Problem to work on: Your task is to extract every line from the material below exactly.

Data for this task:
◆ ◆ ◆
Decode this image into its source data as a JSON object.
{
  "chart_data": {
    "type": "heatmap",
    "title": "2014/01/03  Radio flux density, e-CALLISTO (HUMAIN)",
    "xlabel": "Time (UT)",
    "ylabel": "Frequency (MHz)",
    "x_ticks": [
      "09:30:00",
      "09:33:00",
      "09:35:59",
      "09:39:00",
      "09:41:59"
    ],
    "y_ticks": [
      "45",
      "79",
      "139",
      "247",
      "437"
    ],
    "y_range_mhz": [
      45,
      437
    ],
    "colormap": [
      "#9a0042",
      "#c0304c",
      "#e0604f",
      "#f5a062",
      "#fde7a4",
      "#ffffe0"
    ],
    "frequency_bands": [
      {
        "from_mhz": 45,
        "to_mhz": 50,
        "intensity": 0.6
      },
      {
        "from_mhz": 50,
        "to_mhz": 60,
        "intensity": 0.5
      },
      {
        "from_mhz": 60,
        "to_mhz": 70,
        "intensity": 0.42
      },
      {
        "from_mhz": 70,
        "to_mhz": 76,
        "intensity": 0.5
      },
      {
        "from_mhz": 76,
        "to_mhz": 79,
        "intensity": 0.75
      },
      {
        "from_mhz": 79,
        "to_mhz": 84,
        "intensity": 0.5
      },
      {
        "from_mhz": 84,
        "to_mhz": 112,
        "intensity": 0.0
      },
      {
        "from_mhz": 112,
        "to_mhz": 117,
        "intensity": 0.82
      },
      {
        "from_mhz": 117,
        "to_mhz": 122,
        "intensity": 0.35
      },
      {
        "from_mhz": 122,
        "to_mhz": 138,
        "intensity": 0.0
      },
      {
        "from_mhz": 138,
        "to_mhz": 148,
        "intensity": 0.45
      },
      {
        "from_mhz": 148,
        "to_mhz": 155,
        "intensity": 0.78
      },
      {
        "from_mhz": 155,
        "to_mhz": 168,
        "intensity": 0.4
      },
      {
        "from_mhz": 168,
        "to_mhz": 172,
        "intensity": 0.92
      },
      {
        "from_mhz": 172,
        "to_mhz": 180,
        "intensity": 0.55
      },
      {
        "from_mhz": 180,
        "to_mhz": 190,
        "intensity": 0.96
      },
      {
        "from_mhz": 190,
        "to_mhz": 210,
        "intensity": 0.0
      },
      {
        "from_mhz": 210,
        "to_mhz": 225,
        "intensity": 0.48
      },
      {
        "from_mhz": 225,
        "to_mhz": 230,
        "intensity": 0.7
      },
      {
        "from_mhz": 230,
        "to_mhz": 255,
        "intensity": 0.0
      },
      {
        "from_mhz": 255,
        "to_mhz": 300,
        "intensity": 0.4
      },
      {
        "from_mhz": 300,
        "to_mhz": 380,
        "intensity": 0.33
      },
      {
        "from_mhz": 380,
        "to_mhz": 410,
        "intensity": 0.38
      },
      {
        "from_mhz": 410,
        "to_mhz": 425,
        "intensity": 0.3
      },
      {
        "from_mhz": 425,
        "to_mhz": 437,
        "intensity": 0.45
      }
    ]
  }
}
◆ ◆ ◆
Written response:
Decode this image into its source data as a JSON object.
{
  "chart_data": {
    "type": "heatmap",
    "title": "2014/01/03  Radio flux density, e-CALLISTO (HUMAIN)",
    "xlabel": "Time (UT)",
    "ylabel": "Frequency (MHz)",
    "x_ticks": [
      "09:30:00",
      "09:33:00",
      "09:35:59",
      "09:39:00",
      "09:41:59"
    ],
    "y_ticks": [
      "45",
      "79",
      "139",
      "247",
      "437"
    ],
    "y_range_mhz": [
      45,
      437
    ],
    "colormap": [
      "#9a0042",
      "#c0304c",
      "#e0604f",
      "#f5a062",
      "#fde7a4",
      "#ffffe0"
    ],
    "frequency_bands": [
      {
        "from_mhz": 45,
        "to_mhz": 50,
        "intensity": 0.6
      },
      {
        "from_mhz": 50,
        "to_mhz": 60,
        "intensity": 0.5
      },
      {
        "from_mhz": 60,
        "to_mhz": 70,
        "intensity": 0.42
      },
      {
        "from_mhz": 70,
        "to_mhz": 76,
        "intensity": 0.5
      },
      {
        "from_mhz": 76,
        "to_mhz": 79,
        "intensity": 0.75
      },
      {
        "from_mhz": 79,
        "to_mhz": 84,
        "intensity": 0.5
      },
      {
        "from_mhz": 84,
        "to_mhz": 112,
        "intensity": 0.0
      },
      {
        "from_mhz": 112,
        "to_mhz": 117,
        "intensity": 0.82
      },
      {
        "from_mhz": 117,
        "to_mhz": 122,
        "intensity": 0.35
      },
      {
        "from_mhz": 122,
        "to_mhz": 138,
        "intensity": 0.0
      },
      {
        "from_mhz": 138,
        "to_mhz": 148,
        "intensity": 0.45
      },
      {
        "from_mhz": 148,
        "to_mhz": 155,
        "intensity": 0.78
      },
      {
        "from_mhz": 155,
        "to_mhz": 168,
        "intensity": 0.4
      },
      {
        "from_mhz": 168,
        "to_mhz": 172,
        "intensity": 0.92
      },
      {
        "from_mhz": 172,
        "to_mhz": 180,
        "intensity": 0.55
      },
      {
        "from_mhz": 180,
        "to_mhz": 190,
        "intensity": 0.96
      },
      {
        "from_mhz": 190,
        "to_mhz": 210,
        "intensity": 0.0
      },
      {
        "from_mhz": 210,
        "to_mhz": 225,
        "intensity": 0.48
      },
      {
        "from_mhz": 225,
        "to_mhz": 230,
        "intensity": 0.7
      },
      {
        "from_mhz": 230,
        "to_mhz": 255,
        "intensity": 0.0
      },
      {
        "from_mhz": 255,
        "to_mhz": 300,
        "intensity": 0.4
      },
      {
        "from_mhz": 300,
        "to_mhz": 380,
        "intensity": 0.33
      },
      {
        "from_mhz": 380,
        "to_mhz": 410,
        "intensity": 0.38
      },
      {
        "from_mhz": 410,
        "to_mhz": 425,
        "intensity": 0.3
      },
      {
        "from_mhz": 425,
        "to_mhz": 437,
        "intensity": 0.45
      }
    ]
  }
}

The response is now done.